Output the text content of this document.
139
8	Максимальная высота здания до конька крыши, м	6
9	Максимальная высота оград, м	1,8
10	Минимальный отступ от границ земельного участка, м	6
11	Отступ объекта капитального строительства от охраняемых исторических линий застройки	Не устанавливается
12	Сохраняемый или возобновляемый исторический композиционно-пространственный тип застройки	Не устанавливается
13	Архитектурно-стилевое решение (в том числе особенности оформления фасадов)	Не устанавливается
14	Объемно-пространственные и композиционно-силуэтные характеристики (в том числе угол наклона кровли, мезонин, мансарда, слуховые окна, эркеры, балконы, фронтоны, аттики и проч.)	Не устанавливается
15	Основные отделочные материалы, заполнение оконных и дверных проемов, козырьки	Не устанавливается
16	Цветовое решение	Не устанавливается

###

Repeat the records above exactly as they appear.

Output the text content of this document.
139
8	Максимальная высота здания до конька крыши, м	6
9	Максимальная высота оград, м	1,8
10	Минимальный отступ от границ земельного участка, м	6
11	Отступ объекта капитального строительства от охраняемых исторических линий застройки	Не устанавливается
12	Сохраняемый или возобновляемый исторический композиционно-пространственный тип застройки	Не устанавливается
13	Архитектурно-стилевое решение (в том числе особенности оформления фасадов)	Не устанавливается
14	Объемно-пространственные и композиционно-силуэтные характеристики (в том числе угол наклона кровли, мезонин, мансарда, слуховые окна, эркеры, балконы, фронтоны, аттики и проч.)	Не устанавливается
15	Основные отделочные материалы, заполнение оконных и дверных проемов, козырьки	Не устанавливается
16	Цветовое решение	Не устанавливается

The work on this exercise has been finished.